▸ **Items**
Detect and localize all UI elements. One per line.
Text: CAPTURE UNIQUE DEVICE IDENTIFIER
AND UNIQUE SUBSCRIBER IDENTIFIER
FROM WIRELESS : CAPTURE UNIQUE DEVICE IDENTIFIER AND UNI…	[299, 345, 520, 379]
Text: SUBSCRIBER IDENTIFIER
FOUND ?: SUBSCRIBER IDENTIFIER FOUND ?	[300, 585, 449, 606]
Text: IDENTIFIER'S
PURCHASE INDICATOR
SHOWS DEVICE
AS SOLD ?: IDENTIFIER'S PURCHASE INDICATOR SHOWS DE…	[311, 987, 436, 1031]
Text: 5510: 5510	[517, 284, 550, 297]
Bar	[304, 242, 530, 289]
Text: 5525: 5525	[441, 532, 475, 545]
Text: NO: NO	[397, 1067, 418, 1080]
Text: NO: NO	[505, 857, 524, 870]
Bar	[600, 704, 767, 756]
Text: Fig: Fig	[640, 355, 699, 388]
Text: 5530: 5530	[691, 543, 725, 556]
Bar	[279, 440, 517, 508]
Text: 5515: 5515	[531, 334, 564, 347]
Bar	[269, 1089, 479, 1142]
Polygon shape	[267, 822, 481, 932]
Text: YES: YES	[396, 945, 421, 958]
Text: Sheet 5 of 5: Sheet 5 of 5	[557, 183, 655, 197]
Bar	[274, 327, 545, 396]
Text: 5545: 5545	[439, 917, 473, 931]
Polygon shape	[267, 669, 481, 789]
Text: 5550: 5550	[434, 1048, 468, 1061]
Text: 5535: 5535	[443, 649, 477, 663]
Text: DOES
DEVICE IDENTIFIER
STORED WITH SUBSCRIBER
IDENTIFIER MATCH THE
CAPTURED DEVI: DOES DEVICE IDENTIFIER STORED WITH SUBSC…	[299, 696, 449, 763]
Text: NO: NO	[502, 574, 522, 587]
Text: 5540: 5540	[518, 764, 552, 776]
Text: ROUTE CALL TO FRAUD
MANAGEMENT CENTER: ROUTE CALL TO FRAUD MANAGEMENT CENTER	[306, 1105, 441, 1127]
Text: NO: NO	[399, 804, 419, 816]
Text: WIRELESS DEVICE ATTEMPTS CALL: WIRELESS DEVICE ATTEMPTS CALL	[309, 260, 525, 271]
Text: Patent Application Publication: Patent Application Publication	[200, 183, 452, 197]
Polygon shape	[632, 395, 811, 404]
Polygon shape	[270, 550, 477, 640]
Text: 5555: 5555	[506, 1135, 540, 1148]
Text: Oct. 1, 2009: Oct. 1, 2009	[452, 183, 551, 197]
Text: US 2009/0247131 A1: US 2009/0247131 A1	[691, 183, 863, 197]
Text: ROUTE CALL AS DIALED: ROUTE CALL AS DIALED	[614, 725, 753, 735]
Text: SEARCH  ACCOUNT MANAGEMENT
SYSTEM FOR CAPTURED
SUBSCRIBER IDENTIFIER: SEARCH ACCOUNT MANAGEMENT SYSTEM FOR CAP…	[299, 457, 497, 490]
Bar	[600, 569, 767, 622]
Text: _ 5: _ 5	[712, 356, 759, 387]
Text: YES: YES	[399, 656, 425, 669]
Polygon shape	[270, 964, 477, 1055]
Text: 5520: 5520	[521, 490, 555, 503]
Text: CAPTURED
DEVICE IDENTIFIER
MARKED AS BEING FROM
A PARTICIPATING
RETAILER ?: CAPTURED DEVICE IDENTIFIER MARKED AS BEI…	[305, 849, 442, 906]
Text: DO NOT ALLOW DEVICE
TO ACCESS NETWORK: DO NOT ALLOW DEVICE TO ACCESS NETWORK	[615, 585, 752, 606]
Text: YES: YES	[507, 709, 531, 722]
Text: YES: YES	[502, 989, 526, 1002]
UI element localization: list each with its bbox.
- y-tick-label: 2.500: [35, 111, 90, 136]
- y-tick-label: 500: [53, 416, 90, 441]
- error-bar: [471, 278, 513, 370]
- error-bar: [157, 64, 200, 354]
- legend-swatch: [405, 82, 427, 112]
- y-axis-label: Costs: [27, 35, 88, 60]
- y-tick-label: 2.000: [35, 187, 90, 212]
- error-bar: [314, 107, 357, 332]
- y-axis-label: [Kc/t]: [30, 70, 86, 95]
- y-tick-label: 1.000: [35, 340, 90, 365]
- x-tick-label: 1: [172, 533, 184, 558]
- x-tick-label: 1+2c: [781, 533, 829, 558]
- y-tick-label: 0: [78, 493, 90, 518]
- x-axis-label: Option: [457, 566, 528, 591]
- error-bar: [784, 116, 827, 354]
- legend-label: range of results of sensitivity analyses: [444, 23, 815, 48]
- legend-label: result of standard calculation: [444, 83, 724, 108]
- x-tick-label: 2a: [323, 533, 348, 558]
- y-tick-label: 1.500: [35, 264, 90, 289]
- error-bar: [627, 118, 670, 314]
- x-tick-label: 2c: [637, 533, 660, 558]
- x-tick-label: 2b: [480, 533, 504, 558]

▸ **Exercise instructions**
Please pull out each line above that contains the string "PURCHASE" and copy it in full.

▸ **Exercise result**
PURCHASE INDICATOR
AS SOLD ?: IDENTIFIER'S PURCHASE INDICATOR SHOWS DE…	[311, 987, 436, 1031]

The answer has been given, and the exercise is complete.